Start DATA SECTION
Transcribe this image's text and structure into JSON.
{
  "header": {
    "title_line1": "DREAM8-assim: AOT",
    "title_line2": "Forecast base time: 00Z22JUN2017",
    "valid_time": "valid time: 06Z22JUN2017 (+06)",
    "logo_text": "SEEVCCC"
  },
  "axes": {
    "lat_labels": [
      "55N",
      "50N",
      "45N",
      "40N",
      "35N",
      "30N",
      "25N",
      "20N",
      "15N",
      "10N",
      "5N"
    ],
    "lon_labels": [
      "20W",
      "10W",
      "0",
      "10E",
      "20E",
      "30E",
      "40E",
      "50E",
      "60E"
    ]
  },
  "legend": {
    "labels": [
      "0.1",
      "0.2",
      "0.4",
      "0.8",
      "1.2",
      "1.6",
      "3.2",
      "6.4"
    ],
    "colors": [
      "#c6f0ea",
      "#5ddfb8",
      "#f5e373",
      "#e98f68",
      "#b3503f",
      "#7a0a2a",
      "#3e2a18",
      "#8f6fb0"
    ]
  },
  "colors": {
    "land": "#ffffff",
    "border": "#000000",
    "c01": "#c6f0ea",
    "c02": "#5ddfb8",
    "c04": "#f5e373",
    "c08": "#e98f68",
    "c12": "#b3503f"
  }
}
End DATA SECTION
EXERCISE INSTRUCTIONS – Quote all the records. Keep every word exact.

ANSWER FOR THIS EXERCISE –
Transcribe this image's text and structure into JSON.
{
  "header": {
    "title_line1": "DREAM8-assim: AOT",
    "title_line2": "Forecast base time: 00Z22JUN2017",
    "valid_time": "valid time: 06Z22JUN2017 (+06)",
    "logo_text": "SEEVCCC"
  },
  "axes": {
    "lat_labels": [
      "55N",
      "50N",
      "45N",
      "40N",
      "35N",
      "30N",
      "25N",
      "20N",
      "15N",
      "10N",
      "5N"
    ],
    "lon_labels": [
      "20W",
      "10W",
      "0",
      "10E",
      "20E",
      "30E",
      "40E",
      "50E",
      "60E"
    ]
  },
  "legend": {
    "labels": [
      "0.1",
      "0.2",
      "0.4",
      "0.8",
      "1.2",
      "1.6",
      "3.2",
      "6.4"
    ],
    "colors": [
      "#c6f0ea",
      "#5ddfb8",
      "#f5e373",
      "#e98f68",
      "#b3503f",
      "#7a0a2a",
      "#3e2a18",
      "#8f6fb0"
    ]
  },
  "colors": {
    "land": "#ffffff",
    "border": "#000000",
    "c01": "#c6f0ea",
    "c02": "#5ddfb8",
    "c04": "#f5e373",
    "c08": "#e98f68",
    "c12": "#b3503f"
  }
}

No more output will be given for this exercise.